#### LESETEXT
================

Vorsichtig sensibilisierten wir für den wichtigen Punkt: Wenn eine Kuh Milch gibt, kann das Kalb diese Milch nicht trinken. Denn dann bleibt für gewöhnlich zu wenig für den Menschen. Die ersten Gesichter wurden ernst, viele SchülerInnen verstanden, was das für die Kälber bedeutet.
Ihr Hausaufgabe für nächstes Mal bestand dann darin, zu folgenden unterschiedlichen Milchen Punkte wie Preise, Zusammensetzung aber auch Tierhaltung, Kälberaufzucht usw. zu recherchieren:
- H-Milch
- Vollmilch
- Landmilch
- Biomilch
- Heumilch
- Bergbauernmilch
Zweite Doppelstunde: Hart, aber mit gutem Ausgang
Die zweite Doppelstunde am Freitag, den 13. November stellten die SchülerInnen ihre Recherchen vor. Und die Kernaussage wurde deutlich: Je besser die Milch und je humaner die Kuh- und Kälberaufzucht, desto transparenter die Kommunikation und desto mehr Informationen fanden die SchülerInnen überhaupt zu den Milchen. Ja, die Industrie ist gut in der Werbesprache. Aber nicht im Zeigen der Realität.

================

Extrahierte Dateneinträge

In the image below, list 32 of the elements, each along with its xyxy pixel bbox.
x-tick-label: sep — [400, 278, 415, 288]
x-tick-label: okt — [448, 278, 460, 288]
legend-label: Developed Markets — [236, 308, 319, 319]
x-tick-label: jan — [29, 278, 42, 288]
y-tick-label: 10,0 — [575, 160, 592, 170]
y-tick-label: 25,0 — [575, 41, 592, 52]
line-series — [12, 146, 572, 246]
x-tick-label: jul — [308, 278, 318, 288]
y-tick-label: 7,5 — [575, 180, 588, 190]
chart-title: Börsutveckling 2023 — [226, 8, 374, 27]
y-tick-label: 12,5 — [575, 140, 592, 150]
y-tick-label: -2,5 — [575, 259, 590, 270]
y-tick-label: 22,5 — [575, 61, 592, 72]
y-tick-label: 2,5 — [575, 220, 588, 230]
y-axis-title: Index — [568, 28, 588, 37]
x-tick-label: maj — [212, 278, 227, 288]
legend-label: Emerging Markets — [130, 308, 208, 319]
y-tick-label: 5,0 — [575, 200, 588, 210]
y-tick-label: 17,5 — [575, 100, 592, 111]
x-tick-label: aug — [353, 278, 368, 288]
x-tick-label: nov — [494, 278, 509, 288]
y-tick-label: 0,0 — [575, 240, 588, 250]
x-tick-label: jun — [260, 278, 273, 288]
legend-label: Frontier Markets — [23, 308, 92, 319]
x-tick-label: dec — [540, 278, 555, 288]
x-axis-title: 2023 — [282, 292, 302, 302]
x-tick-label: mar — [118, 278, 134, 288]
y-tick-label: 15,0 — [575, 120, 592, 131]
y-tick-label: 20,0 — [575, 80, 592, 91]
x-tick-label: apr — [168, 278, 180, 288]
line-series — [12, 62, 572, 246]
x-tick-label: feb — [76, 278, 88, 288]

================

#### AUFGABE 1
An welchem Datum fand laut dem Text zum Milchunterricht die zweite Doppelstunde statt?
#### AUFGABE 2
Fasse den Text zum Milchunterricht in zwei Sätzen zusammen.
#### AUFGABE 3
Schreibe den Text zum Milchunterricht nach seinem letzten Satz weiter.
Die Datensätze werden für die Bearbeitung nicht gebraucht.

#### ANTWORTBEREICH 1
Am Freitag, den 13. November.

#### ANTWORTBEREICH 2
Die SchülerInnen erfuhren, dass das Kalb die Milch einer Milchkuh nicht trinken kann, und sollten zu verschiedenen Milchsorten Preise, Zusammensetzung, Tierhaltung und Kälberaufzucht recherchieren. In der zweiten Doppelstunde stellten sie ihre Ergebnisse vor, wobei deutlich wurde, dass bessere Milch und humanere Aufzucht mit transparenterer Kommunikation und mehr auffindbaren Informationen einhergingen.

#### ANTWORTBEREICH 3
Folgend ging es dann in eine kleine Impulspräsentation, bei der mir zweimal die Stimme versagte. Es ist der einzige Abschnitt innerhalb unseres kleinen Lehrplans, in dem wir die SchülerInnen auch mit Bildern konfrontierten. Ich stellte den ganz normalen „Lebenszyklus“ einer Milchkuh und eines Kalbes – sowohl weiblich als auch männlich – vor. Das war hart, ich kann es nicht anders sagen. Aber Sarah und mir war wichtig, eines ganz deutlich rüberzubringen:
Ja – so läuft es in der gängigen Milchindustrie extrem viel schief. Aber: Es gibt die Menschen und damit die Betriebe, die es ehrlich besser machen und den Tieren ein gutes Leben schenken wollen!
Anna erzählte live vom Gefühlsleben der Kühe und Kälber
Und damit waren wir an unserem ersten Etappenziel: Den SchülerInnen zu zeigen: Du musst nicht zum Veganer werden, Du kannst auch jetzt schon etwas tun. Indem Du auf die Menschen schaust, die nicht in der Werbung präsent sind, aber die eingenommenes Geld eben wirklich für die Tiere einsetzen. Zur Unterstützung und Freude der SchülerInnen schalteten wir dann live Anna dazu, die Landwirtin, die mich am meisten bislang geprägt hat.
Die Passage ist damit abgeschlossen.